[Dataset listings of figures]
○ ○ ○ ○ ○ ○ ○

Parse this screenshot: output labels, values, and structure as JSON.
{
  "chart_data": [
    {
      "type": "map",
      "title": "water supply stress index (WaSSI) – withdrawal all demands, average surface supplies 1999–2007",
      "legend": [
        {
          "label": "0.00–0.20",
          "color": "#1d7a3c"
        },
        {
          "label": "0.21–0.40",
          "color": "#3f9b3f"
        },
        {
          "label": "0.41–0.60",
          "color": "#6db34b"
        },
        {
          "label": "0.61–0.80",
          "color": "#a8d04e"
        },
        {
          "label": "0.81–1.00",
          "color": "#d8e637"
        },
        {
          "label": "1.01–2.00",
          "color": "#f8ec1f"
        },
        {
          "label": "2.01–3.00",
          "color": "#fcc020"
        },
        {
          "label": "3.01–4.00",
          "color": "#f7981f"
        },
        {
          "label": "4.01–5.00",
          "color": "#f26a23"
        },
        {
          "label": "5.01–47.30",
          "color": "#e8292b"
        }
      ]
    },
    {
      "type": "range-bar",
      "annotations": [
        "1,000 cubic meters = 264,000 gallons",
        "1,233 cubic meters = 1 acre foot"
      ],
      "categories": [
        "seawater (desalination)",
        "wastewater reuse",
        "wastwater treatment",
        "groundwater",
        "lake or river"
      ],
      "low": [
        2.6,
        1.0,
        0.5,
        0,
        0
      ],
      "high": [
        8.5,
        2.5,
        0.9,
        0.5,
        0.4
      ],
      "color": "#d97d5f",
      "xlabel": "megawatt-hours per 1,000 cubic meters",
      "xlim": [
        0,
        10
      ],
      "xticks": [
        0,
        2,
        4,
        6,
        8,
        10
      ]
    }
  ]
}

○ ○ ○ ○ ○ ○ ○

» DO THIS
Every entry should be printed again exactly as it stands.

» ANSWER BELOW
Parse this screenshot: output labels, values, and structure as JSON.
{
  "chart_data": [
    {
      "type": "map",
      "title": "water supply stress index (WaSSI) – withdrawal all demands, average surface supplies 1999–2007",
      "legend": [
        {
          "label": "0.00–0.20",
          "color": "#1d7a3c"
        },
        {
          "label": "0.21–0.40",
          "color": "#3f9b3f"
        },
        {
          "label": "0.41–0.60",
          "color": "#6db34b"
        },
        {
          "label": "0.61–0.80",
          "color": "#a8d04e"
        },
        {
          "label": "0.81–1.00",
          "color": "#d8e637"
        },
        {
          "label": "1.01–2.00",
          "color": "#f8ec1f"
        },
        {
          "label": "2.01–3.00",
          "color": "#fcc020"
        },
        {
          "label": "3.01–4.00",
          "color": "#f7981f"
        },
        {
          "label": "4.01–5.00",
          "color": "#f26a23"
        },
        {
          "label": "5.01–47.30",
          "color": "#e8292b"
        }
      ]
    },
    {
      "type": "range-bar",
      "annotations": [
        "1,000 cubic meters = 264,000 gallons",
        "1,233 cubic meters = 1 acre foot"
      ],
      "categories": [
        "seawater (desalination)",
        "wastewater reuse",
        "wastwater treatment",
        "groundwater",
        "lake or river"
      ],
      "low": [
        2.6,
        1.0,
        0.5,
        0,
        0
      ],
      "high": [
        8.5,
        2.5,
        0.9,
        0.5,
        0.4
      ],
      "color": "#d97d5f",
      "xlabel": "megawatt-hours per 1,000 cubic meters",
      "xlim": [
        0,
        10
      ],
      "xticks": [
        0,
        2,
        4,
        6,
        8,
        10
      ]
    }
  ]
}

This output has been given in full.